>>>>>

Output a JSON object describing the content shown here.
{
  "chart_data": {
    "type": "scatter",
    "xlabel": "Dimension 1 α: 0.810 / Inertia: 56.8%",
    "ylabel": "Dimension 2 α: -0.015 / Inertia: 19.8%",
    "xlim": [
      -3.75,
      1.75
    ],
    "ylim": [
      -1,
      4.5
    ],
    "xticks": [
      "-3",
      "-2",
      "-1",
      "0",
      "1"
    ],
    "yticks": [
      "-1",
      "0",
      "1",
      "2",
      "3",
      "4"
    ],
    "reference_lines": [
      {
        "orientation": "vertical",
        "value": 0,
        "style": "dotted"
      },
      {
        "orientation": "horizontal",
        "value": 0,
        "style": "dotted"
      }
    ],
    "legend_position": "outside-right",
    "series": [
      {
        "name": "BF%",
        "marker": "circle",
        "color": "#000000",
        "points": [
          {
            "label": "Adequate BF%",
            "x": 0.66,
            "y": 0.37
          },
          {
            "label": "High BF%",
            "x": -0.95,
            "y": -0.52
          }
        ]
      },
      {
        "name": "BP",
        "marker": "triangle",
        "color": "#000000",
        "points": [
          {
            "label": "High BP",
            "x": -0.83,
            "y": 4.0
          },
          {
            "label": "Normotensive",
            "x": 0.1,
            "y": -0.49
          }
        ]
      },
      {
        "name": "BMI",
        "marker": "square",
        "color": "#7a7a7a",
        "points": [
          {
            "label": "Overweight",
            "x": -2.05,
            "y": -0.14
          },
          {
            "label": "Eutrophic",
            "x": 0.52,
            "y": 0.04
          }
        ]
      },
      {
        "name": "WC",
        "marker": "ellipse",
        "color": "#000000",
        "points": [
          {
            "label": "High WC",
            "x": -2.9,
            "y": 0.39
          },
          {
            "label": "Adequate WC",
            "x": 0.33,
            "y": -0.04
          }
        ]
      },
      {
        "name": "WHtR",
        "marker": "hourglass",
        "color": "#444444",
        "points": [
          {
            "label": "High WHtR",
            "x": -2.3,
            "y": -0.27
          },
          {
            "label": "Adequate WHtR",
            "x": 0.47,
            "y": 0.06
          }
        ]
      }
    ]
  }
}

<<<<<

Your instructions >> Go through the entries above and pull out each line with "High" in it.

Result of this exercise >>
            "label": "High BF%",
            "label": "High BP",
            "label": "High WC",
            "label": "High WHtR",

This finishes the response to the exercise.